-- What you have to do --
Rewrite everything in the data from the line containing "y-tick-label: 1.0 [162,87,183,102]" down to the line containing "x-axis-label: time (us) [783,645,842,660]", changing "visibility-eye-icon" to "eye-toggle-icon" and keeping every other part of those lines as it is.

-- Data shown --
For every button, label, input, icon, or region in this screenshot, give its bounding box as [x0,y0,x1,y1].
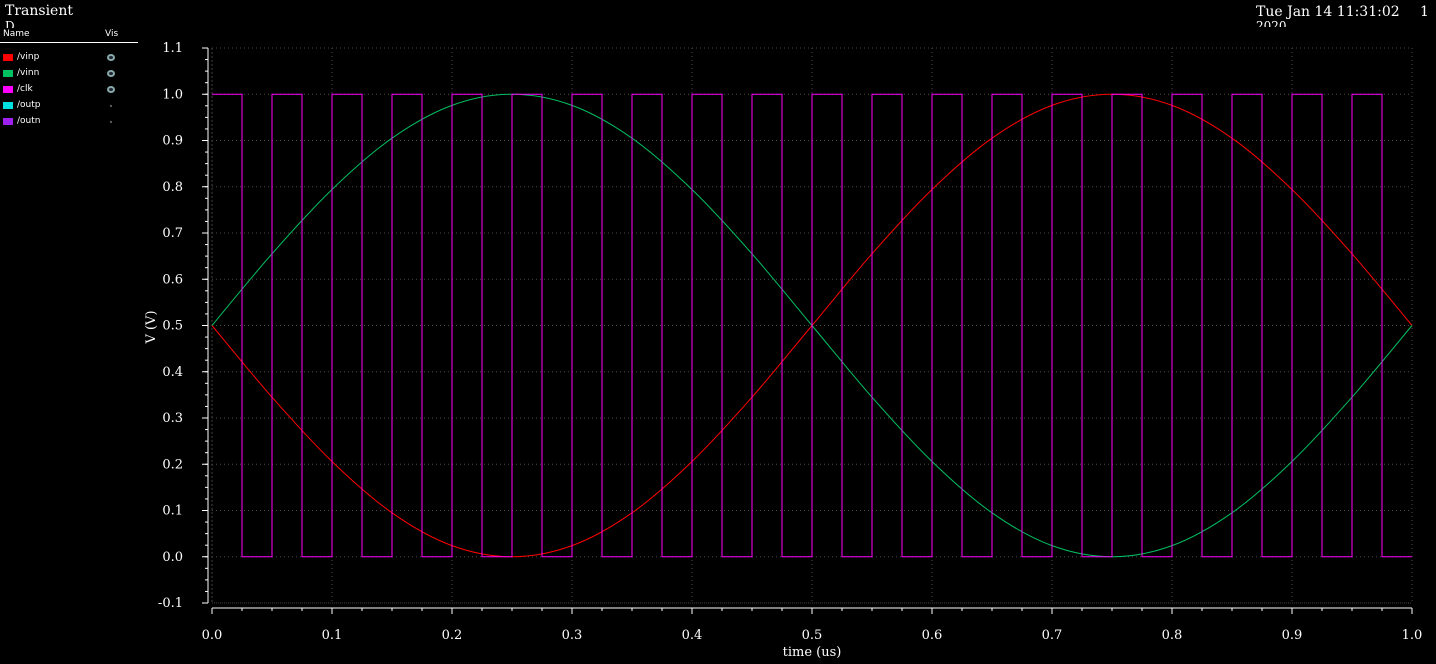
y-tick-label: 1.0 [162,87,183,102]
y-axis-label: V (V) [144,310,159,344]
visibility-eye-icon[interactable] [107,70,115,77]
y-tick-label: 0.5 [162,319,183,334]
signal-name: /vinn [17,68,40,78]
legend-header-name: Name [3,29,30,39]
legend-item-vinp[interactable]: /vinp [0,50,138,66]
y-tick-label: 0.9 [162,134,183,149]
y-tick-label: 0.6 [162,272,183,287]
x-tick-label: 0.1 [322,628,343,643]
y-tick-label: 0.4 [162,365,183,380]
y-tick-label: 0.1 [162,504,183,519]
signal-name: /vinp [17,52,40,62]
color-swatch [3,118,13,125]
visibility-eye-icon[interactable] [107,86,115,93]
page-number: 1 [1420,4,1429,20]
visibility-eye-icon[interactable] [107,54,115,61]
timestamp: Tue Jan 14 11:31:02 [1256,4,1400,20]
color-swatch [3,54,13,61]
signal-name: /outp [17,100,41,110]
y-tick-label: 0.3 [162,411,183,426]
signal-name: /outn [17,116,41,126]
y-tick-label: 0.8 [162,180,183,195]
visibility-dot-icon[interactable] [107,102,115,109]
x-tick-label: 0.5 [802,628,823,643]
y-tick-label: 1.1 [162,41,183,56]
x-tick-label: 0.3 [562,628,583,643]
x-axis-label: time (us) [783,645,842,660]
series-layer [211,93,1413,558]
x-tick-label: 0.2 [442,628,463,643]
y-tick-label: 0.2 [162,457,183,472]
x-tick-label: 0.7 [1042,628,1063,643]
color-swatch [3,102,13,109]
legend-item-outp[interactable]: /outp [0,98,138,114]
axes: -0.1 0.0 0.1 0.2 0.3 0.4 0.5 0.6 0.7 0.8 0.9 1.0 1.1… [158,41,1422,643]
x-tick-label: 0.4 [682,628,703,643]
legend-item-clk[interactable]: /clk [0,82,138,98]
timestamp-year: 2020 [1256,20,1287,27]
window-subtitle: D [5,19,15,28]
y-tick-label: 0.7 [162,226,183,241]
x-tick-label: 0.0 [202,628,223,643]
y-tick-label: 0.0 [162,550,183,565]
x-tick-label: 0.8 [1162,628,1183,643]
x-tick-label: 0.9 [1282,628,1303,643]
signal-name: /clk [17,84,33,94]
legend-header-vis: Vis [105,29,119,39]
color-swatch [3,86,13,93]
visibility-dot-icon[interactable] [107,118,115,125]
x-tick-label: 1.0 [1402,628,1423,643]
x-tick-label: 0.6 [922,628,943,643]
window-title: Transient [5,3,73,19]
legend-item-outn[interactable]: /outn [0,114,138,130]
color-swatch [3,70,13,77]
y-tick-label: -0.1 [158,596,183,611]
series-line-clk [212,93,1412,558]
legend-item-vinn[interactable]: /vinn [0,66,138,82]
signal-legend: Name Vis /vinp /vinn /clk /outp /outn [0,28,138,130]
legend-header: Name Vis [0,28,138,43]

-- Output of the task --
y-tick-label: 1.0 [162,87,183,102]
y-axis-label: V (V) [144,310,159,344]
eye-toggle-icon[interactable] [107,70,115,77]
y-tick-label: 0.5 [162,319,183,334]
signal-name: /vinn [17,68,40,78]
legend-header-name: Name [3,29,30,39]
legend-item-vinp[interactable]: /vinp [0,50,138,66]
y-tick-label: 0.9 [162,134,183,149]
y-tick-label: 0.6 [162,272,183,287]
x-tick-label: 0.1 [322,628,343,643]
y-tick-label: 0.4 [162,365,183,380]
y-tick-label: 0.1 [162,504,183,519]
signal-name: /vinp [17,52,40,62]
color-swatch [3,118,13,125]
eye-toggle-icon[interactable] [107,86,115,93]
page-number: 1 [1420,4,1429,20]
eye-toggle-icon[interactable] [107,54,115,61]
timestamp: Tue Jan 14 11:31:02 [1256,4,1400,20]
color-swatch [3,54,13,61]
signal-name: /outp [17,100,41,110]
y-tick-label: 0.3 [162,411,183,426]
signal-name: /outn [17,116,41,126]
y-tick-label: 0.8 [162,180,183,195]
visibility-dot-icon[interactable] [107,102,115,109]
x-tick-label: 0.5 [802,628,823,643]
y-tick-label: 1.1 [162,41,183,56]
x-tick-label: 0.3 [562,628,583,643]
x-axis-label: time (us) [783,645,842,660]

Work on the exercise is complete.